INSTRUCTION: Copy out all of the material exactly as presented.

++++ RECORDS ++++

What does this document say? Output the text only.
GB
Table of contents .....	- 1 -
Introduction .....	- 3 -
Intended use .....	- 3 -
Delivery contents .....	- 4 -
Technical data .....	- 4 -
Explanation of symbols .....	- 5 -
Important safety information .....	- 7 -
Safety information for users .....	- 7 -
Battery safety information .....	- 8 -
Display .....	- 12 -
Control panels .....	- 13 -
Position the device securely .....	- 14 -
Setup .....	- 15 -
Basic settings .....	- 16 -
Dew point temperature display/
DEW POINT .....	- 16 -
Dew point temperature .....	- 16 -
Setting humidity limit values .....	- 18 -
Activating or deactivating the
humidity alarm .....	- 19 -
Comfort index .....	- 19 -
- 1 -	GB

++++

ANSWER FOR THIS EXERCISE:
What does this document say? Output the text only.
GB
Table of contents .....	- 1 -
Introduction .....	- 3 -
Intended use .....	- 3 -
Delivery contents .....	- 4 -
Technical data .....	- 4 -
Explanation of symbols .....	- 5 -
Important safety information .....	- 7 -
Safety information for users .....	- 7 -
Battery safety information .....	- 8 -
Display .....	- 12 -
Control panels .....	- 13 -
Position the device securely .....	- 14 -
Setup .....	- 15 -
Basic settings .....	- 16 -
Dew point temperature display/
DEW POINT .....	- 16 -
Dew point temperature .....	- 16 -
Setting humidity limit values .....	- 18 -
Activating or deactivating the
humidity alarm .....	- 19 -
Comfort index .....	- 19 -
- 1 -	GB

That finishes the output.